What is being asked: In the entries that follow, how many lines contain the word "ffffff"? Answer with the number only.

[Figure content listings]
——————————
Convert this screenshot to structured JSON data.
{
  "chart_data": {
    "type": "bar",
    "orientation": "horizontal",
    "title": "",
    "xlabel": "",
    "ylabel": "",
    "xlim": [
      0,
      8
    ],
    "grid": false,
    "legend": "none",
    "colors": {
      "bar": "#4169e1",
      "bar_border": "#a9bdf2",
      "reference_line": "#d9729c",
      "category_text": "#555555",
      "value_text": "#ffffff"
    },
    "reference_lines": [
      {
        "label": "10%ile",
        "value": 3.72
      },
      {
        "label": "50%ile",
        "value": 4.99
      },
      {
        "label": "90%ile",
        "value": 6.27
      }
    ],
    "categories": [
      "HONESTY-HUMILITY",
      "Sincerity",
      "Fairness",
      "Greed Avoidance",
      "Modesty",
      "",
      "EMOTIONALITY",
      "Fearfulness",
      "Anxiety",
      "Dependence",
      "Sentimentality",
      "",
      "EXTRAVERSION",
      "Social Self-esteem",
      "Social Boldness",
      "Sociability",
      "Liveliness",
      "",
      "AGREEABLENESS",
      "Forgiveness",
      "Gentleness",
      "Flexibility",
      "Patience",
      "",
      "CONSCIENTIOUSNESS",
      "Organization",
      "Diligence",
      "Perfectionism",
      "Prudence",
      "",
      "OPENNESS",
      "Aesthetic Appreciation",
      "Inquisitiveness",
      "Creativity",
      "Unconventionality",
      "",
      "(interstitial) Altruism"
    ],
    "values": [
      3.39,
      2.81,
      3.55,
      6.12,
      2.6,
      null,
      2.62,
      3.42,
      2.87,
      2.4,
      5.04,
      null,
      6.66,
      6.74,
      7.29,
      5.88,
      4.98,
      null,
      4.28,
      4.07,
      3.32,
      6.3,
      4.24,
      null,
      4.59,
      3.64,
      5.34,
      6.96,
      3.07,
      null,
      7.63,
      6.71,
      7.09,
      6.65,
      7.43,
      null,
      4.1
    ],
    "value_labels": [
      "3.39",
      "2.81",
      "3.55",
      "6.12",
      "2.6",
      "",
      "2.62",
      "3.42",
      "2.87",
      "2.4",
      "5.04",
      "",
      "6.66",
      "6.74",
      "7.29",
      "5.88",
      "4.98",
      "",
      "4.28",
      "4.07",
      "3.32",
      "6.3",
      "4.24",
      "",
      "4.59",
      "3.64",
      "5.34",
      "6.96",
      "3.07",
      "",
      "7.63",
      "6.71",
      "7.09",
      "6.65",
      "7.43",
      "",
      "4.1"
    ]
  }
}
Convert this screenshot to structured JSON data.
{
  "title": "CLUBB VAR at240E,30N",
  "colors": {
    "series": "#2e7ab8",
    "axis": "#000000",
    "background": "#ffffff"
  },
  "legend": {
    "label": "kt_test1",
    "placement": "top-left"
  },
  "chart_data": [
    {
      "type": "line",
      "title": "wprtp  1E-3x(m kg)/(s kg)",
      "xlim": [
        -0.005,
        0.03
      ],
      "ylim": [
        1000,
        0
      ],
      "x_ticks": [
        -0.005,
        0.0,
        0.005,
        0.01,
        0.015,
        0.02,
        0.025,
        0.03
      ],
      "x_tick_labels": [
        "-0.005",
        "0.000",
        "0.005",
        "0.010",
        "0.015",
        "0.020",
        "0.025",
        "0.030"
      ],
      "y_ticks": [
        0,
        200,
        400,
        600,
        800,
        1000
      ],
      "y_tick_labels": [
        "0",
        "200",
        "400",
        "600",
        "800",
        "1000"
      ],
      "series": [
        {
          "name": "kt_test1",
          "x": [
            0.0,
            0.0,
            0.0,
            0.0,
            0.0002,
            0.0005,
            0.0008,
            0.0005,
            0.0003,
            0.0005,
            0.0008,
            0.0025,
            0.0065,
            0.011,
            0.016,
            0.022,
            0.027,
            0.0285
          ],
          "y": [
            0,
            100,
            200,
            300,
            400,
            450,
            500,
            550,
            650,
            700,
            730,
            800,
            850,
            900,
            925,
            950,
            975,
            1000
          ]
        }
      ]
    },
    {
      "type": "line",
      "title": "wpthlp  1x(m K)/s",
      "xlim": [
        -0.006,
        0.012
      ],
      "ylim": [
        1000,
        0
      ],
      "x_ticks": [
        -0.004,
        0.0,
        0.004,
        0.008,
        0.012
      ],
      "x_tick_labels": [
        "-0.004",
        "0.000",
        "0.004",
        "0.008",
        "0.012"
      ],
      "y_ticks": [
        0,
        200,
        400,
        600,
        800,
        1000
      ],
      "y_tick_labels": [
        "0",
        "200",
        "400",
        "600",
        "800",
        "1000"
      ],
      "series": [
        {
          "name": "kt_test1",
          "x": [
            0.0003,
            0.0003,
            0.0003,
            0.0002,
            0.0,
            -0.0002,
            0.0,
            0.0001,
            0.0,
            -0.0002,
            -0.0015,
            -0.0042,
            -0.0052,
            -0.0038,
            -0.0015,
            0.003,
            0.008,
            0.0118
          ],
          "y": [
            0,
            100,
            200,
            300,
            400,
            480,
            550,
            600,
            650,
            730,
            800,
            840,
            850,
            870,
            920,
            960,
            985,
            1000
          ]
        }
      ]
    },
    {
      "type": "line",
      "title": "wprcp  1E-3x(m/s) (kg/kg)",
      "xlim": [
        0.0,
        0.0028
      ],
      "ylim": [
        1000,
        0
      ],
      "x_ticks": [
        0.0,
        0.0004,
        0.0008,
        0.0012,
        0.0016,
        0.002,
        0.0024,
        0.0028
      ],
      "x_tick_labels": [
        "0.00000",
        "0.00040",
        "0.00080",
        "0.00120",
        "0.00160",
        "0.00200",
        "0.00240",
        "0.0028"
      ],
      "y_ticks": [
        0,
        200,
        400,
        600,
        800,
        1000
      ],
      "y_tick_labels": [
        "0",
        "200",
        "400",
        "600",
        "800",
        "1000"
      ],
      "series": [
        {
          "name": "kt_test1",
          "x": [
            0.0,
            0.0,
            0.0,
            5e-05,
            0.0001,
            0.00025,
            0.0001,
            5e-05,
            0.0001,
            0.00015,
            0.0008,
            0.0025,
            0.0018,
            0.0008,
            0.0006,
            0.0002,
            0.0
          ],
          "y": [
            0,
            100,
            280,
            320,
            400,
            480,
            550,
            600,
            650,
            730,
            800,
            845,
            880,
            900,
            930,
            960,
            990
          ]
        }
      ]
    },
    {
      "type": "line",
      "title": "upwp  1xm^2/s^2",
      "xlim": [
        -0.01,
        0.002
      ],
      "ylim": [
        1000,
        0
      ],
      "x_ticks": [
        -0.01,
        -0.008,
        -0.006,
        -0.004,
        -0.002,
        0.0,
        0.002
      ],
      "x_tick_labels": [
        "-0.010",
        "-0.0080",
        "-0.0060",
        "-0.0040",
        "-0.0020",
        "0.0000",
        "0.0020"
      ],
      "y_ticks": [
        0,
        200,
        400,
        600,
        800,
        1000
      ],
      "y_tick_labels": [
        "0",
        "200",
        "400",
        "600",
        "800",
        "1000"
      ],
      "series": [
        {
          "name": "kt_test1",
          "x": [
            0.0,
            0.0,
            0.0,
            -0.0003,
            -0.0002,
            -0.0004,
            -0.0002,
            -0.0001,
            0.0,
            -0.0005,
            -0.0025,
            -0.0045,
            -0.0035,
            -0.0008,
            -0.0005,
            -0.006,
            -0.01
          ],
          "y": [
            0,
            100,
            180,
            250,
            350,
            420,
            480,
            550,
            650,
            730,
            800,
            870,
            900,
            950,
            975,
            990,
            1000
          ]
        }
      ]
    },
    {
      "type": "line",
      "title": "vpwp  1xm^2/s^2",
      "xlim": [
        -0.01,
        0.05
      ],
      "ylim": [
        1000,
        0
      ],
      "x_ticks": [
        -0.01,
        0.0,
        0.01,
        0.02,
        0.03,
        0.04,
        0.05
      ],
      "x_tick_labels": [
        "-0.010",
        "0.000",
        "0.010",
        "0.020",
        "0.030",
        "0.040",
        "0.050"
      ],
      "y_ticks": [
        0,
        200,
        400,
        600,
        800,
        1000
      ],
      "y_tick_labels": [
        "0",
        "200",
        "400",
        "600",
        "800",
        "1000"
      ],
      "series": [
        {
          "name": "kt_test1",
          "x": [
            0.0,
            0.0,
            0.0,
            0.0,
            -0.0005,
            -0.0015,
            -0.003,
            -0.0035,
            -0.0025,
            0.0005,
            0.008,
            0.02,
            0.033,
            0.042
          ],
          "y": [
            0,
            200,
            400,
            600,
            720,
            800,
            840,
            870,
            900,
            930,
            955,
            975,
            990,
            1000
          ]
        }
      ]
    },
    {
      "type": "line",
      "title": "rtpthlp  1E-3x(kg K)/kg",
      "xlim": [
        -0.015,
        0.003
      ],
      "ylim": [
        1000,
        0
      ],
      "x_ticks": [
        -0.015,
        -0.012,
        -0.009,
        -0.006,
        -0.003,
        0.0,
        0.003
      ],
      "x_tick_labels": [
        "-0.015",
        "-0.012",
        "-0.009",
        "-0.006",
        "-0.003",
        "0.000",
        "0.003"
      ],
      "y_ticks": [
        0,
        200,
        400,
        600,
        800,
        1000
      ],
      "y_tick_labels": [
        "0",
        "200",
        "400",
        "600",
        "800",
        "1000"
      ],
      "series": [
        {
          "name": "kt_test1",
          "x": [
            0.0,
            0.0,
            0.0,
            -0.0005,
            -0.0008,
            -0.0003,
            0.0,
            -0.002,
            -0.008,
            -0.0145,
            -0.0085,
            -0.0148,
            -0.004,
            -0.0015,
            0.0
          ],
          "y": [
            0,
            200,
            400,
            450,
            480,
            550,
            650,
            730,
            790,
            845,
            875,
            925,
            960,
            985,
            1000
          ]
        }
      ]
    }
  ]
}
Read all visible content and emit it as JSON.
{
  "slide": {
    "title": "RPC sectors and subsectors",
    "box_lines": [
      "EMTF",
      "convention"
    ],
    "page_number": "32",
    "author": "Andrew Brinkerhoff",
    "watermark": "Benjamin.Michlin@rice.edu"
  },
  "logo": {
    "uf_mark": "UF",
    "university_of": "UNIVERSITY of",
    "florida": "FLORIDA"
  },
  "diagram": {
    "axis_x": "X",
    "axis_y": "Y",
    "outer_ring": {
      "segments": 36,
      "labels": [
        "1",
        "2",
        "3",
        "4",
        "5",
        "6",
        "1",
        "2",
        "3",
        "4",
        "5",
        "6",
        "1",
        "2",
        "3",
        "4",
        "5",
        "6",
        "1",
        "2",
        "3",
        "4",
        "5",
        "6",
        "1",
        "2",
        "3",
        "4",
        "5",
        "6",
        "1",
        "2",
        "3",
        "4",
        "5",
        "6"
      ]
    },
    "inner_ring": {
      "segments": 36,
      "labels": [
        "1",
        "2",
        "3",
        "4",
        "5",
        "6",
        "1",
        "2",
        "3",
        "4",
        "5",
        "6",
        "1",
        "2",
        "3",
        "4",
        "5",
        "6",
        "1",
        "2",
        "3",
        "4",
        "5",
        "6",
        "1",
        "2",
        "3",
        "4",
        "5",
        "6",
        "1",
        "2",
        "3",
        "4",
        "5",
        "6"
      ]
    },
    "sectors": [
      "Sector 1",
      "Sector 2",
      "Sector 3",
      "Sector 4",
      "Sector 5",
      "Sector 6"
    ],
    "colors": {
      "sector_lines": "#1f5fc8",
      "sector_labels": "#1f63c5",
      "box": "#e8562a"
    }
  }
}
——————————
Output below: 2